[Given problem] Go through the listing beneath this task and return every line that carries the string "existing".

----------------------------------------

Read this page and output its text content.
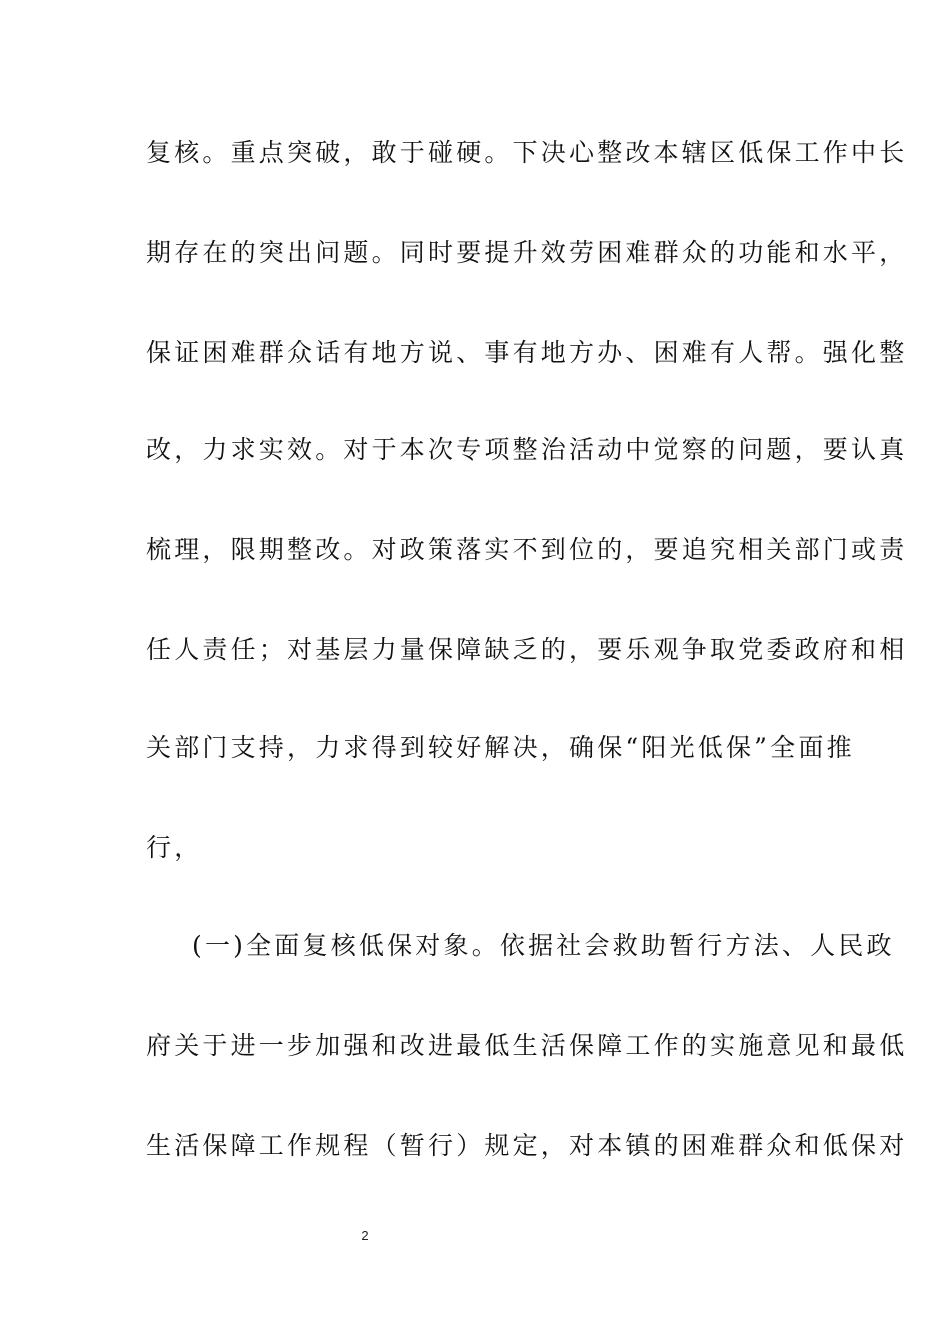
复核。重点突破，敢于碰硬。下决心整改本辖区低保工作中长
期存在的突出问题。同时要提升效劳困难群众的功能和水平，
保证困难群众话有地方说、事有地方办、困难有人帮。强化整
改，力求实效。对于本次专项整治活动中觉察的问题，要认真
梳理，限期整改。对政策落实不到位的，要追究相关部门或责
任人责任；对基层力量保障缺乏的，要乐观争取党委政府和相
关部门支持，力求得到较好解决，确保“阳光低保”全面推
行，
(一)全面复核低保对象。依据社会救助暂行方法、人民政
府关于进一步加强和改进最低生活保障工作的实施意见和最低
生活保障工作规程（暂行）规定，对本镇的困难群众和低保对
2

----------------------------------------

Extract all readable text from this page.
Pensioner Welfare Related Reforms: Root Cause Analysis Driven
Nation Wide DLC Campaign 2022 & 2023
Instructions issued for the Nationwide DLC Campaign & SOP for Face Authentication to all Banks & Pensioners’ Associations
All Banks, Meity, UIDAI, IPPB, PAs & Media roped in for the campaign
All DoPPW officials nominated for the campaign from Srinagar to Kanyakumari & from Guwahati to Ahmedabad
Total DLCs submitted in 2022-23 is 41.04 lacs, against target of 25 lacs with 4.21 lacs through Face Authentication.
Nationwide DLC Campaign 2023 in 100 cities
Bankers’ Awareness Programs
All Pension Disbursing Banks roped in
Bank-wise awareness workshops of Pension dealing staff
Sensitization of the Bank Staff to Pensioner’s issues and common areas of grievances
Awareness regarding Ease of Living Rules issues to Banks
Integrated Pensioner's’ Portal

----------------------------------------

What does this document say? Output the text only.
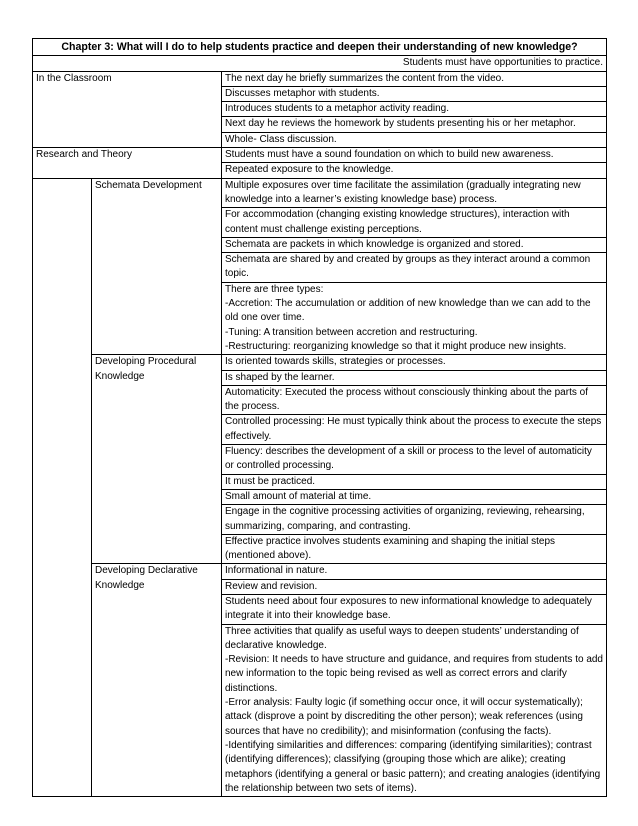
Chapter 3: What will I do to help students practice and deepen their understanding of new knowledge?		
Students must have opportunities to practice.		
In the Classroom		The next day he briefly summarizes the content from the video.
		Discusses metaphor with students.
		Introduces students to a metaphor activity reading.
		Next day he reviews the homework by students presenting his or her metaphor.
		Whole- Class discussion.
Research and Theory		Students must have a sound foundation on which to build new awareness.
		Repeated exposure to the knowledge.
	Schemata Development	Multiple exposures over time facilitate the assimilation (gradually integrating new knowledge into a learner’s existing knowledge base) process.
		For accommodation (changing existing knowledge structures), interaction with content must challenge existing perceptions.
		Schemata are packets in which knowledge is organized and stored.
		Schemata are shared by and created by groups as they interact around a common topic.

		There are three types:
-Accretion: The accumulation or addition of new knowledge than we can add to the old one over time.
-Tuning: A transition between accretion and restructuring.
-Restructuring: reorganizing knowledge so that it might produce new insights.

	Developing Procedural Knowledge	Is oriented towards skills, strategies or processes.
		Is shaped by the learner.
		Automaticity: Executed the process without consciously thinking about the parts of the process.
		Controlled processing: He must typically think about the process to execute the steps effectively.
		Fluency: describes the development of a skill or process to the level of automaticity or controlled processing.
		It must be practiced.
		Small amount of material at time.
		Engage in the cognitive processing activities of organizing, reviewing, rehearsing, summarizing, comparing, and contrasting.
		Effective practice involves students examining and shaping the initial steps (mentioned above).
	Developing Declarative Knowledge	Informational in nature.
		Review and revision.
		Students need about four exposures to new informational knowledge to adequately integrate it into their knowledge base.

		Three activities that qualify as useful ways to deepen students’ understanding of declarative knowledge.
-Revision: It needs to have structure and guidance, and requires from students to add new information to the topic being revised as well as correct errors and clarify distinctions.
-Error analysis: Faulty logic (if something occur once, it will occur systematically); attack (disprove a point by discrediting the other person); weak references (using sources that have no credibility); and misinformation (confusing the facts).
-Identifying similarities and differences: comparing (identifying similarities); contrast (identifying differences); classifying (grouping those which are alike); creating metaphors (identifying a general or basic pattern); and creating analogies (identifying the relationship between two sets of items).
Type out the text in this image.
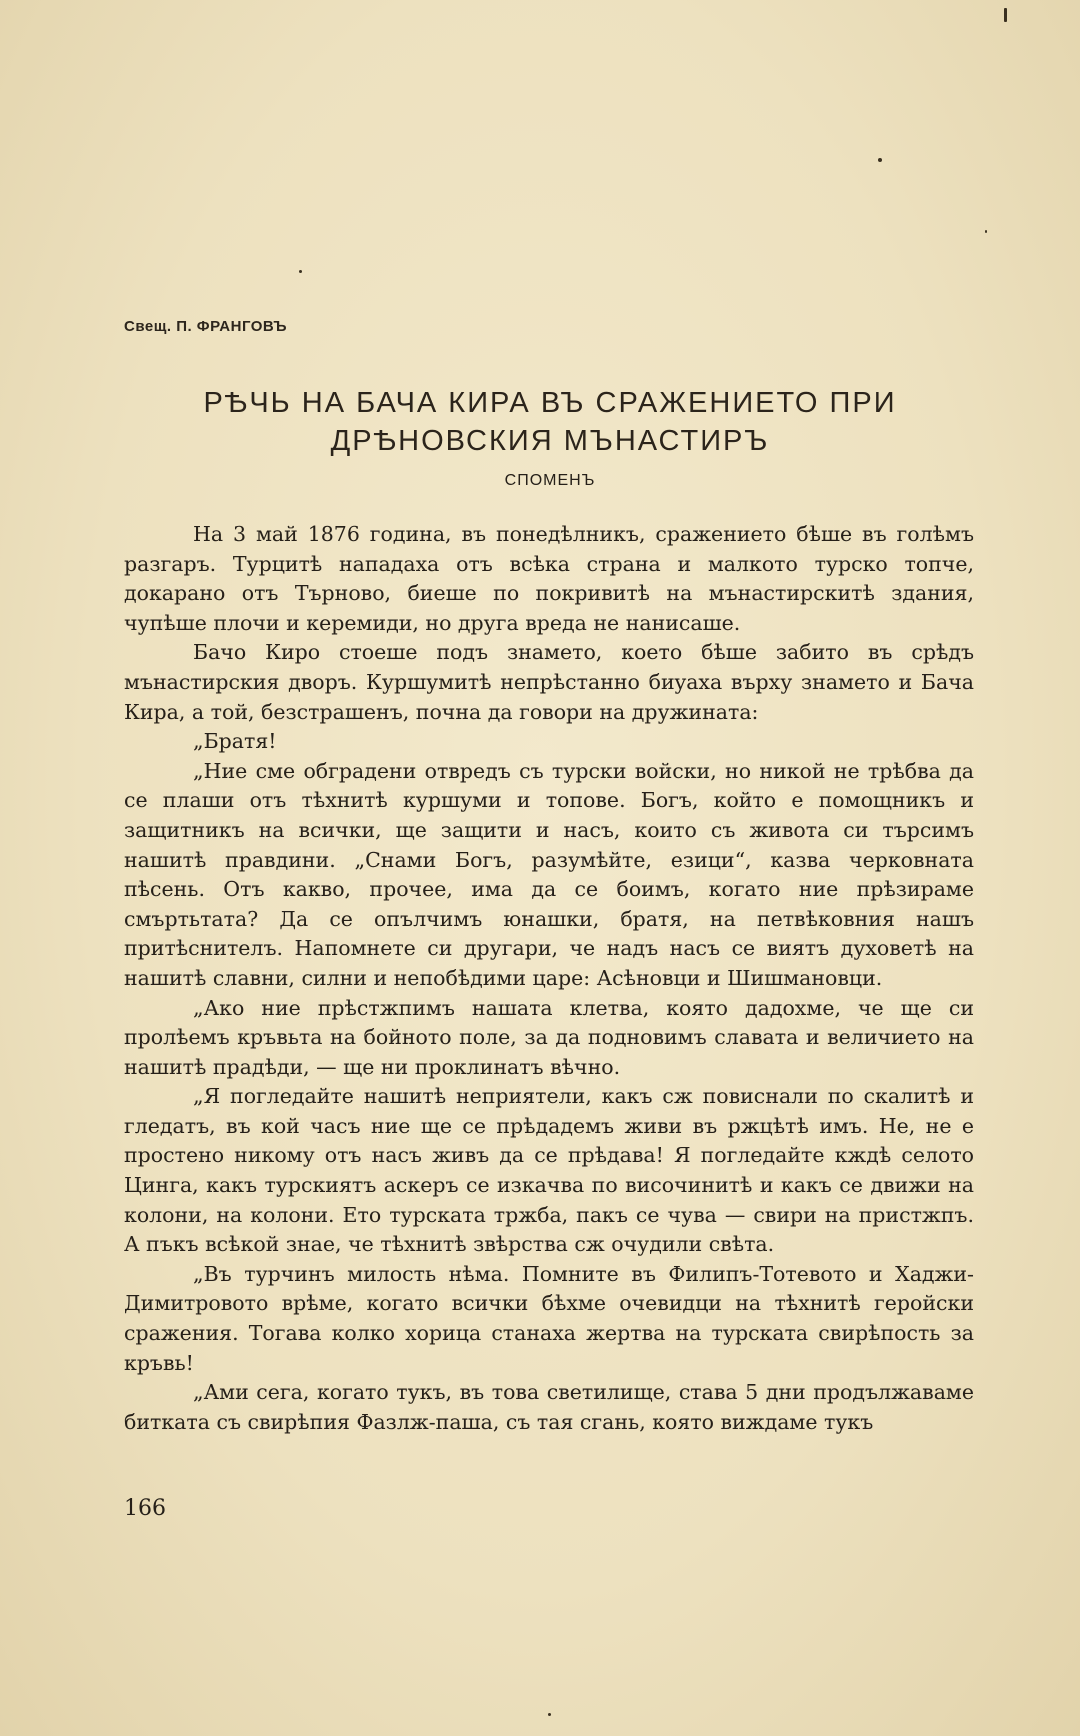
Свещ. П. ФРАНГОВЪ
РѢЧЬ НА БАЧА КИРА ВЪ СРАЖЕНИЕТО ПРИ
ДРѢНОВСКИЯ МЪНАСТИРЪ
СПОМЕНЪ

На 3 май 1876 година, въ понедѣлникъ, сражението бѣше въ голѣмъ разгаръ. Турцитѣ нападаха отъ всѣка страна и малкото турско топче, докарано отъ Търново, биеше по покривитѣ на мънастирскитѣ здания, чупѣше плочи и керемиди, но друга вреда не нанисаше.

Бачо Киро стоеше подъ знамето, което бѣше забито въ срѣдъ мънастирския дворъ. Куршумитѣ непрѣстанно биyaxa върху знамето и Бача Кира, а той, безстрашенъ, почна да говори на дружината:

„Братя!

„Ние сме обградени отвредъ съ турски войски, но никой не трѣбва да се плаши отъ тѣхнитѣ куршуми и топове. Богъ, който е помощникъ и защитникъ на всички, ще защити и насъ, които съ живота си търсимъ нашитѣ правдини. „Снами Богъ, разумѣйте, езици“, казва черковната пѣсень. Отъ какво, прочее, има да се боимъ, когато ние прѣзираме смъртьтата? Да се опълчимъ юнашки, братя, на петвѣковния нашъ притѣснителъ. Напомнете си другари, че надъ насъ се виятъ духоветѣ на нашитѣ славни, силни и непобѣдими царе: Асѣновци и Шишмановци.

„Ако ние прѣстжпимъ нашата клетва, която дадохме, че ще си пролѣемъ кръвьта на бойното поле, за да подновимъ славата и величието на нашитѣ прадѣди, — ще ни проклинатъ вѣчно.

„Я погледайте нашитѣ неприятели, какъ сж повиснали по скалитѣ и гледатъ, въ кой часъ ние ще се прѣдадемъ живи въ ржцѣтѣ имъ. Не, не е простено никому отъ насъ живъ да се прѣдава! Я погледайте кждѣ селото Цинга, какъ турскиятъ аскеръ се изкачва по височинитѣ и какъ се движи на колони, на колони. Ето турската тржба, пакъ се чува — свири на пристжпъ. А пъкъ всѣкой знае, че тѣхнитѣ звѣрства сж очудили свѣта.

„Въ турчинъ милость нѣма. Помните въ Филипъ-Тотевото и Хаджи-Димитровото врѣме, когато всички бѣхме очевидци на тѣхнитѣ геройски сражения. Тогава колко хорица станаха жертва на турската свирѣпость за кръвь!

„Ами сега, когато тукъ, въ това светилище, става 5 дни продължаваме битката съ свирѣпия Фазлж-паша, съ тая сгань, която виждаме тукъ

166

----------------------------------------

[Written reply]
	Schemata Development	Multiple exposures over time facilitate the assimilation (gradually integrating new knowledge into a learner’s existing knowledge base) process.
		For accommodation (changing existing knowledge structures), interaction with content must challenge existing perceptions.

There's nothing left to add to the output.